* PROBLEM DESCRIPTION: Would you quote every entry exactly, dropping only the pictures?

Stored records
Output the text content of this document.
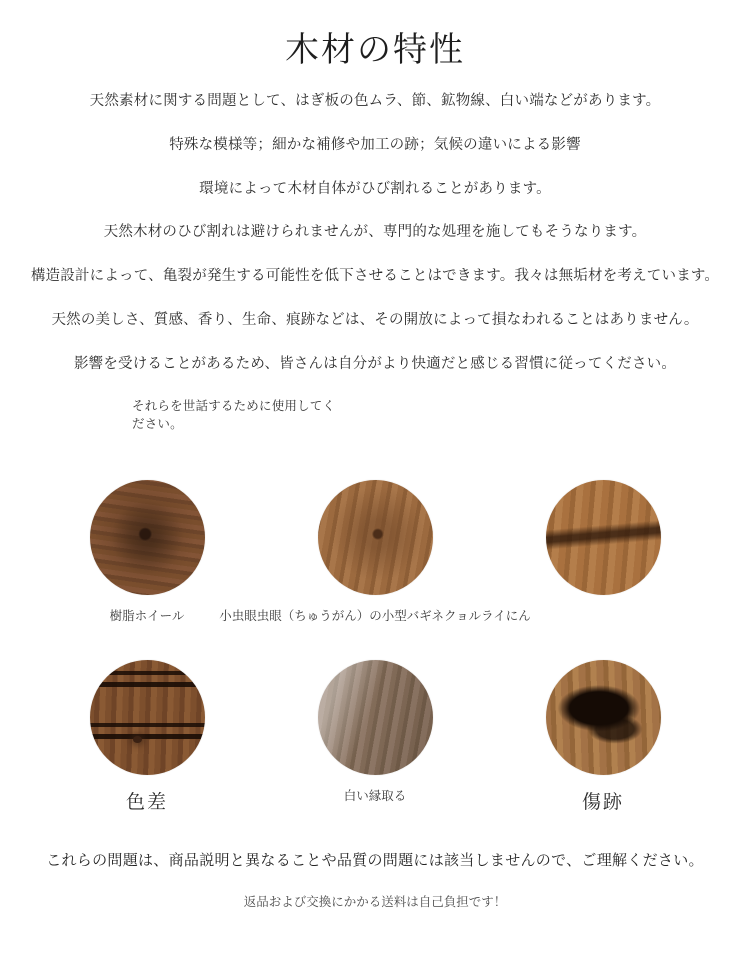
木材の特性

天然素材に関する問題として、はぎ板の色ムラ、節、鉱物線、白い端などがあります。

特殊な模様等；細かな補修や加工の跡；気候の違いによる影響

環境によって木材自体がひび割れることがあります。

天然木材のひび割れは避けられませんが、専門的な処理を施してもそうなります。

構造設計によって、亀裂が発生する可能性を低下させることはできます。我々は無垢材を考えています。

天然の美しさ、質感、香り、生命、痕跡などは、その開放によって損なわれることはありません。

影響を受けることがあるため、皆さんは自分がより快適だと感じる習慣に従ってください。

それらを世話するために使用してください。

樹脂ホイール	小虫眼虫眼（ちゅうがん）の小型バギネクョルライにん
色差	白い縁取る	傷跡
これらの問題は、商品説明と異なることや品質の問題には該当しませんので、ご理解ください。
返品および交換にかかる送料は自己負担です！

* CORRECT RESULT:
Output the text content of this document.
木材の特性

天然素材に関する問題として、はぎ板の色ムラ、節、鉱物線、白い端などがあります。

特殊な模様等；細かな補修や加工の跡；気候の違いによる影響

環境によって木材自体がひび割れることがあります。

天然木材のひび割れは避けられませんが、専門的な処理を施してもそうなります。

構造設計によって、亀裂が発生する可能性を低下させることはできます。我々は無垢材を考えています。

天然の美しさ、質感、香り、生命、痕跡などは、その開放によって損なわれることはありません。

影響を受けることがあるため、皆さんは自分がより快適だと感じる習慣に従ってください。

それらを世話するために使用してください。

樹脂ホイール	小虫眼虫眼（ちゅうがん）の小型バギネクョルライにん
色差	白い縁取る	傷跡
これらの問題は、商品説明と異なることや品質の問題には該当しませんので、ご理解ください。
返品および交換にかかる送料は自己負担です！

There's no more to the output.